> THE EXERCISE: Give every entry again, word for word.

> Stored dataset items:
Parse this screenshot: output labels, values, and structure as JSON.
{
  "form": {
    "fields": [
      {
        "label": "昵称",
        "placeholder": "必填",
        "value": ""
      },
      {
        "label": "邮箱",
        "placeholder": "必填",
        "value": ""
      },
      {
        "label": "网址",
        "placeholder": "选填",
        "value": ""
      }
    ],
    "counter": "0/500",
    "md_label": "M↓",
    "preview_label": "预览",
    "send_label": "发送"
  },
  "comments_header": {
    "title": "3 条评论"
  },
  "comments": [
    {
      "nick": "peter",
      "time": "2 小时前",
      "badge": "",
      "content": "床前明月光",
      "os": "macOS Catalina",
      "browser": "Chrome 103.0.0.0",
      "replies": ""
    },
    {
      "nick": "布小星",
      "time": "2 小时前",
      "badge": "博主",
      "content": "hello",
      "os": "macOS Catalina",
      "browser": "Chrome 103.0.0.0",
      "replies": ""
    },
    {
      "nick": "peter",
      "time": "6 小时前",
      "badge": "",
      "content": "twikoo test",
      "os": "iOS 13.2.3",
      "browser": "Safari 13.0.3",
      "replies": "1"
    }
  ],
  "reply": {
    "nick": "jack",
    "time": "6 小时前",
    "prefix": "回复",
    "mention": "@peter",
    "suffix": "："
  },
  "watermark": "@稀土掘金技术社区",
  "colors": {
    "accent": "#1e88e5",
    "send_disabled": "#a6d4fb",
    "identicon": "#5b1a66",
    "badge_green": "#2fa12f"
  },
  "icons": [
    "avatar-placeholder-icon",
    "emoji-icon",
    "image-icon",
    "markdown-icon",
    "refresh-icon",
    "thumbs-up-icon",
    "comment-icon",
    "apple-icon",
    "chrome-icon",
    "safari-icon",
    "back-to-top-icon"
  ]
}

> TASK RESULT:
Parse this screenshot: output labels, values, and structure as JSON.
{
  "form": {
    "fields": [
      {
        "label": "昵称",
        "placeholder": "必填",
        "value": ""
      },
      {
        "label": "邮箱",
        "placeholder": "必填",
        "value": ""
      },
      {
        "label": "网址",
        "placeholder": "选填",
        "value": ""
      }
    ],
    "counter": "0/500",
    "md_label": "M↓",
    "preview_label": "预览",
    "send_label": "发送"
  },
  "comments_header": {
    "title": "3 条评论"
  },
  "comments": [
    {
      "nick": "peter",
      "time": "2 小时前",
      "badge": "",
      "content": "床前明月光",
      "os": "macOS Catalina",
      "browser": "Chrome 103.0.0.0",
      "replies": ""
    },
    {
      "nick": "布小星",
      "time": "2 小时前",
      "badge": "博主",
      "content": "hello",
      "os": "macOS Catalina",
      "browser": "Chrome 103.0.0.0",
      "replies": ""
    },
    {
      "nick": "peter",
      "time": "6 小时前",
      "badge": "",
      "content": "twikoo test",
      "os": "iOS 13.2.3",
      "browser": "Safari 13.0.3",
      "replies": "1"
    }
  ],
  "reply": {
    "nick": "jack",
    "time": "6 小时前",
    "prefix": "回复",
    "mention": "@peter",
    "suffix": "："
  },
  "watermark": "@稀土掘金技术社区",
  "colors": {
    "accent": "#1e88e5",
    "send_disabled": "#a6d4fb",
    "identicon": "#5b1a66",
    "badge_green": "#2fa12f"
  },
  "icons": [
    "avatar-placeholder-icon",
    "emoji-icon",
    "image-icon",
    "markdown-icon",
    "refresh-icon",
    "thumbs-up-icon",
    "comment-icon",
    "apple-icon",
    "chrome-icon",
    "safari-icon",
    "back-to-top-icon"
  ]
}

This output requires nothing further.